Instructions for the task
Carry none of the pictures over; write out the complete data exactly.

Source data
— begin —
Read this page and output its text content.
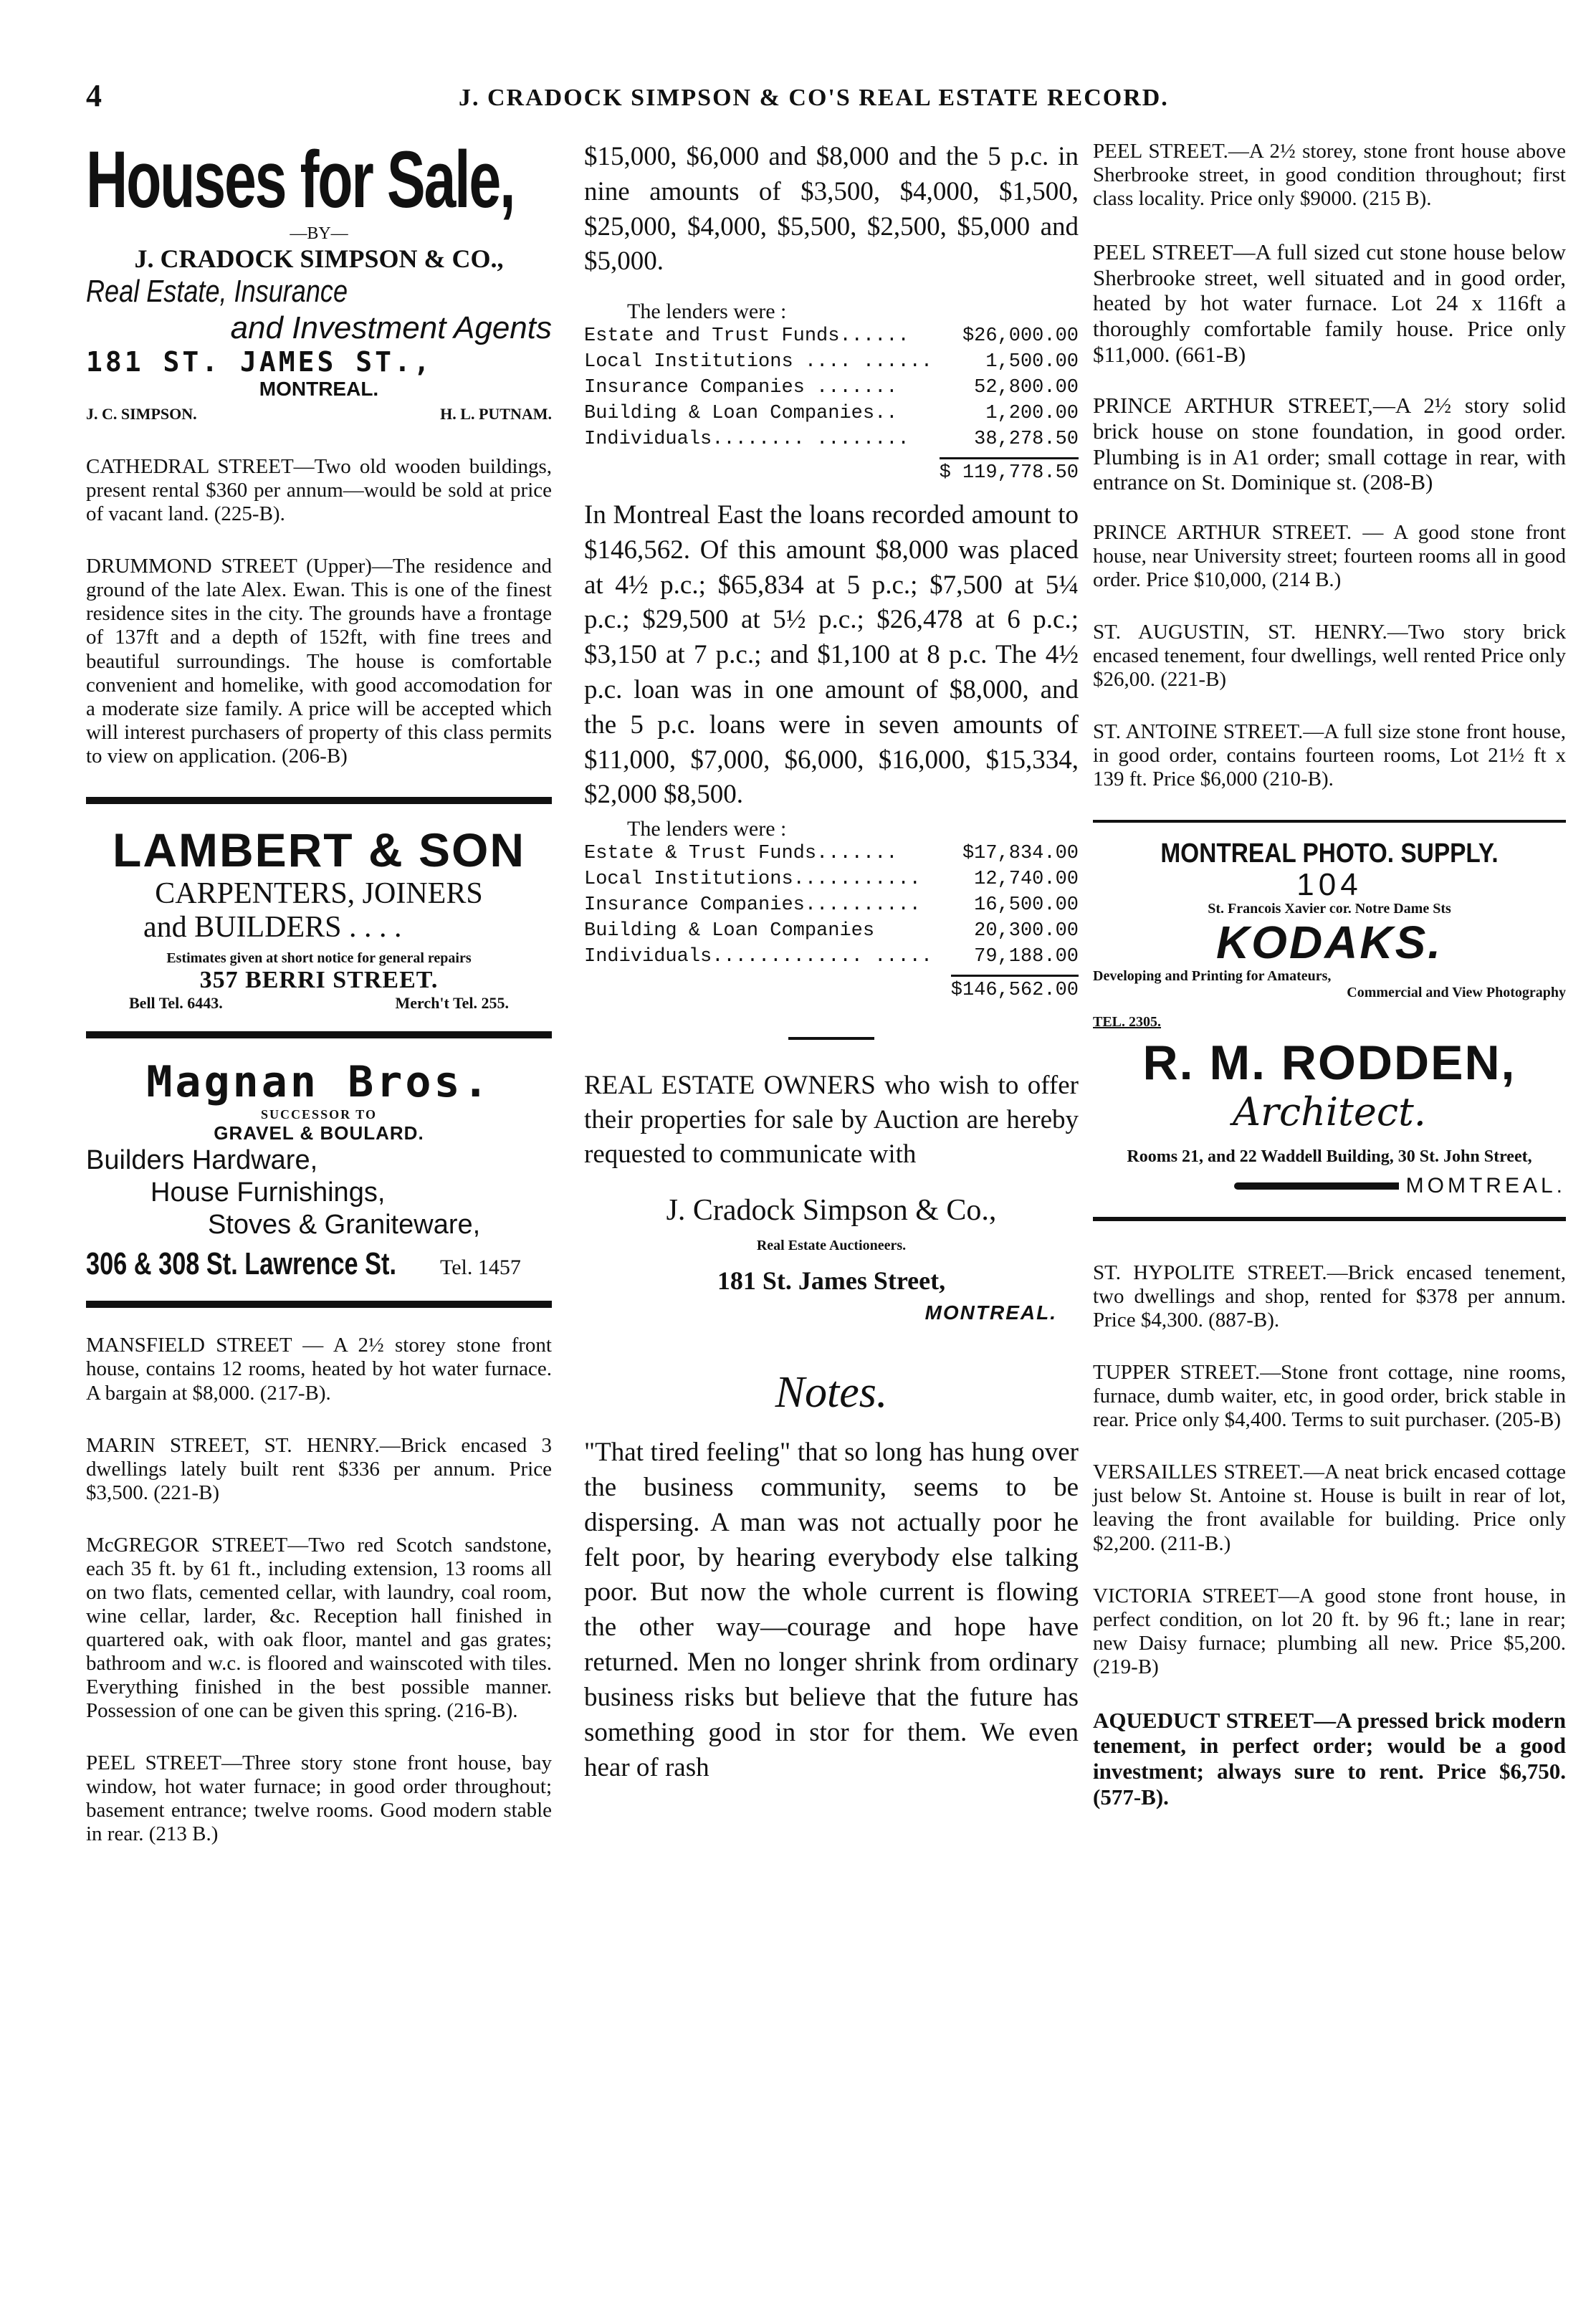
4	J. CRADOCK SIMPSON & CO'S REAL ESTATE RECORD.
Houses for Sale,
—BY—
J. CRADOCK SIMPSON & CO.,
Real Estate, Insurance
and Investment Agents
181 ST. JAMES ST.,
MONTREAL.
J. C. SIMPSON.	H. L. PUTNAM.

CATHEDRAL STREET—Two old wooden buildings, present rental $360 per annum—would be sold at price of vacant land. (225-B).

DRUMMOND STREET (Upper)—The residence and ground of the late Alex. Ewan. This is one of the finest residence sites in the city. The grounds have a frontage of 137ft and a depth of 152ft, with fine trees and beautiful surroundings. The house is comfortable convenient and homelike, with good accomodation for a moderate size family. A price will be accepted which will interest purchasers of property of this class permits to view on application. (206-B)

LAMBERT & SON
CARPENTERS, JOINERS
and BUILDERS . . . .
Estimates given at short notice for general repairs
357 BERRI STREET.
Bell Tel. 6443.	Merch't Tel. 255.
Magnan Bros.
SUCCESSOR TO
GRAVEL & BOULARD.
Builders Hardware,
House Furnishings,
Stoves & Graniteware,
306 & 308 St. Lawrence St. Tel. 1457

MANSFIELD STREET — A 2½ storey stone front house, contains 12 rooms, heated by hot water furnace. A bargain at $8,000. (217-B).

MARIN STREET, ST. HENRY.—Brick encased 3 dwellings lately built rent $336 per annum. Price $3,500. (221-B)

McGREGOR STREET—Two red Scotch sandstone, each 35 ft. by 61 ft., including extension, 13 rooms all on two flats, cemented cellar, with laundry, coal room, wine cellar, larder, &c. Reception hall finished in quartered oak, with oak floor, mantel and gas grates; bathroom and w.c. is floored and wainscoted with tiles. Everything finished in the best possible manner. Possession of one can be given this spring. (216-B).

PEEL STREET—Three story stone front house, bay window, hot water furnace; in good order throughout; basement entrance; twelve rooms. Good modern stable in rear. (213 B.)

$15,000, $6,000 and $8,000 and the 5 p.c. in nine amounts of $3,500, $4,000, $1,500, $25,000, $4,000, $5,500, $2,500, $5,000 and $5,000.

The lenders were :
Estate and Trust Funds......	$26,000.00
Local Institutions .... ......	1,500.00
Insurance Companies .......	52,800.00
Building & Loan Companies..	1,200.00
Individuals........ ........	38,278.50
$ 119,778.50

In Montreal East the loans recorded amount to $146,562. Of this amount $8,000 was placed at 4½ p.c.; $65,834 at 5 p.c.; $7,500 at 5¼ p.c.; $29,500 at 5½ p.c.; $26,478 at 6 p.c.; $3,150 at 7 p.c.; and $1,100 at 8 p.c. The 4½ p.c. loan was in one amount of $8,000, and the 5 p.c. loans were in seven amounts of $11,000, $7,000, $6,000, $16,000, $15,334, $2,000 $8,500.

The lenders were :
Estate & Trust Funds.......	$17,834.00
Local Institutions...........	12,740.00
Insurance Companies..........	16,500.00
Building & Loan Companies	20,300.00
Individuals............. .....	79,188.00
$146,562.00

REAL ESTATE OWNERS who wish to offer their properties for sale by Auction are hereby requested to communicate with

J. Cradock Simpson & Co.,
Real Estate Auctioneers.
181 St. James Street,
MONTREAL.
Notes.

"That tired feeling" that so long has hung over the business community, seems to be dispersing. A man was not actually poor he felt poor, by hearing everybody else talking poor. But now the whole current is flowing the other way—courage and hope have returned. Men no longer shrink from ordinary business risks but believe that the future has something good in stor for them. We even hear of rash

PEEL STREET.—A 2½ storey, stone front house above Sherbrooke street, in good condition throughout; first class locality. Price only $9000. (215 B).

PEEL STREET—A full sized cut stone house below Sherbrooke street, well situated and in good order, heated by hot water furnace. Lot 24 x 116ft a thoroughly comfortable family house. Price only $11,000. (661-B)

PRINCE ARTHUR STREET,—A 2½ story solid brick house on stone foundation, in good order. Plumbing is in A1 order; small cottage in rear, with entrance on St. Dominique st. (208-B)

PRINCE ARTHUR STREET. — A good stone front house, near University street; fourteen rooms all in good order. Price $10,000, (214 B.)

ST. AUGUSTIN, ST. HENRY.—Two story brick encased tenement, four dwellings, well rented Price only $26,00. (221-B)

ST. ANTOINE STREET.—A full size stone front house, in good order, contains fourteen rooms, Lot 21½ ft x 139 ft. Price $6,000 (210-B).

MONTREAL PHOTO. SUPPLY.
104
St. Francois Xavier cor. Notre Dame Sts
KODAKS.
Developing and Printing for Amateurs,
Commercial and View Photography
TEL. 2305.
R. M. RODDEN,
Architect.
Rooms 21, and 22 Waddell Building, 30 St. John Street,
MOMTREAL.

ST. HYPOLITE STREET.—Brick encased tenement, two dwellings and shop, rented for $378 per annum. Price $4,300. (887-B).

TUPPER STREET.—Stone front cottage, nine rooms, furnace, dumb waiter, etc, in good order, brick stable in rear. Price only $4,400. Terms to suit purchaser. (205-B)

VERSAILLES STREET.—A neat brick encased cottage just below St. Antoine st. House is built in rear of lot, leaving the front available for building. Price only $2,200. (211-B.)

VICTORIA STREET—A good stone front house, in perfect condition, on lot 20 ft. by 96 ft.; lane in rear; new Daisy furnace; plumbing all new. Price $5,200. (219-B)

AQUEDUCT STREET—A pressed brick modern tenement, in perfect order; would be a good investment; always sure to rent. Price $6,750. (577-B).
— end —
The response
Read this page and output its text content.
4	J. CRADOCK SIMPSON & CO'S REAL ESTATE RECORD.
Houses for Sale,
—BY—
J. CRADOCK SIMPSON & CO.,
Real Estate, Insurance
and Investment Agents
181 ST. JAMES ST.,
MONTREAL.
J. C. SIMPSON.	H. L. PUTNAM.

CATHEDRAL STREET—Two old wooden buildings, present rental $360 per annum—would be sold at price of vacant land. (225-B).

DRUMMOND STREET (Upper)—The residence and ground of the late Alex. Ewan. This is one of the finest residence sites in the city. The grounds have a frontage of 137ft and a depth of 152ft, with fine trees and beautiful surroundings. The house is comfortable convenient and homelike, with good accomodation for a moderate size family. A price will be accepted which will interest purchasers of property of this class permits to view on application. (206-B)

LAMBERT & SON
CARPENTERS, JOINERS
and BUILDERS . . . .
Estimates given at short notice for general repairs
357 BERRI STREET.
Bell Tel. 6443.	Merch't Tel. 255.
Magnan Bros.
SUCCESSOR TO
GRAVEL & BOULARD.
Builders Hardware,
House Furnishings,
Stoves & Graniteware,
306 & 308 St. Lawrence St. Tel. 1457

MANSFIELD STREET — A 2½ storey stone front house, contains 12 rooms, heated by hot water furnace. A bargain at $8,000. (217-B).

MARIN STREET, ST. HENRY.—Brick encased 3 dwellings lately built rent $336 per annum. Price $3,500. (221-B)

McGREGOR STREET—Two red Scotch sandstone, each 35 ft. by 61 ft., including extension, 13 rooms all on two flats, cemented cellar, with laundry, coal room, wine cellar, larder, &c. Reception hall finished in quartered oak, with oak floor, mantel and gas grates; bathroom and w.c. is floored and wainscoted with tiles. Everything finished in the best possible manner. Possession of one can be given this spring. (216-B).

PEEL STREET—Three story stone front house, bay window, hot water furnace; in good order throughout; basement entrance; twelve rooms. Good modern stable in rear. (213 B.)

$15,000, $6,000 and $8,000 and the 5 p.c. in nine amounts of $3,500, $4,000, $1,500, $25,000, $4,000, $5,500, $2,500, $5,000 and $5,000.

The lenders were :
Estate and Trust Funds......	$26,000.00
Local Institutions .... ......	1,500.00
Insurance Companies .......	52,800.00
Building & Loan Companies..	1,200.00
Individuals........ ........	38,278.50
$ 119,778.50

In Montreal East the loans recorded amount to $146,562. Of this amount $8,000 was placed at 4½ p.c.; $65,834 at 5 p.c.; $7,500 at 5¼ p.c.; $29,500 at 5½ p.c.; $26,478 at 6 p.c.; $3,150 at 7 p.c.; and $1,100 at 8 p.c. The 4½ p.c. loan was in one amount of $8,000, and the 5 p.c. loans were in seven amounts of $11,000, $7,000, $6,000, $16,000, $15,334, $2,000 $8,500.

The lenders were :
Estate & Trust Funds.......	$17,834.00
Local Institutions...........	12,740.00
Insurance Companies..........	16,500.00
Building & Loan Companies	20,300.00
Individuals............. .....	79,188.00
$146,562.00

REAL ESTATE OWNERS who wish to offer their properties for sale by Auction are hereby requested to communicate with

J. Cradock Simpson & Co.,
Real Estate Auctioneers.
181 St. James Street,
MONTREAL.
Notes.

"That tired feeling" that so long has hung over the business community, seems to be dispersing. A man was not actually poor he felt poor, by hearing everybody else talking poor. But now the whole current is flowing the other way—courage and hope have returned. Men no longer shrink from ordinary business risks but believe that the future has something good in stor for them. We even hear of rash

PEEL STREET.—A 2½ storey, stone front house above Sherbrooke street, in good condition throughout; first class locality. Price only $9000. (215 B).

PEEL STREET—A full sized cut stone house below Sherbrooke street, well situated and in good order, heated by hot water furnace. Lot 24 x 116ft a thoroughly comfortable family house. Price only $11,000. (661-B)

PRINCE ARTHUR STREET,—A 2½ story solid brick house on stone foundation, in good order. Plumbing is in A1 order; small cottage in rear, with entrance on St. Dominique st. (208-B)

PRINCE ARTHUR STREET. — A good stone front house, near University street; fourteen rooms all in good order. Price $10,000, (214 B.)

ST. AUGUSTIN, ST. HENRY.—Two story brick encased tenement, four dwellings, well rented Price only $26,00. (221-B)

ST. ANTOINE STREET.—A full size stone front house, in good order, contains fourteen rooms, Lot 21½ ft x 139 ft. Price $6,000 (210-B).

MONTREAL PHOTO. SUPPLY.
104
St. Francois Xavier cor. Notre Dame Sts
KODAKS.
Developing and Printing for Amateurs,
Commercial and View Photography
TEL. 2305.
R. M. RODDEN,
Architect.
Rooms 21, and 22 Waddell Building, 30 St. John Street,
MOMTREAL.

ST. HYPOLITE STREET.—Brick encased tenement, two dwellings and shop, rented for $378 per annum. Price $4,300. (887-B).

TUPPER STREET.—Stone front cottage, nine rooms, furnace, dumb waiter, etc, in good order, brick stable in rear. Price only $4,400. Terms to suit purchaser. (205-B)

VERSAILLES STREET.—A neat brick encased cottage just below St. Antoine st. House is built in rear of lot, leaving the front available for building. Price only $2,200. (211-B.)

VICTORIA STREET—A good stone front house, in perfect condition, on lot 20 ft. by 96 ft.; lane in rear; new Daisy furnace; plumbing all new. Price $5,200. (219-B)

AQUEDUCT STREET—A pressed brick modern tenement, in perfect order; would be a good investment; always sure to rent. Price $6,750. (577-B).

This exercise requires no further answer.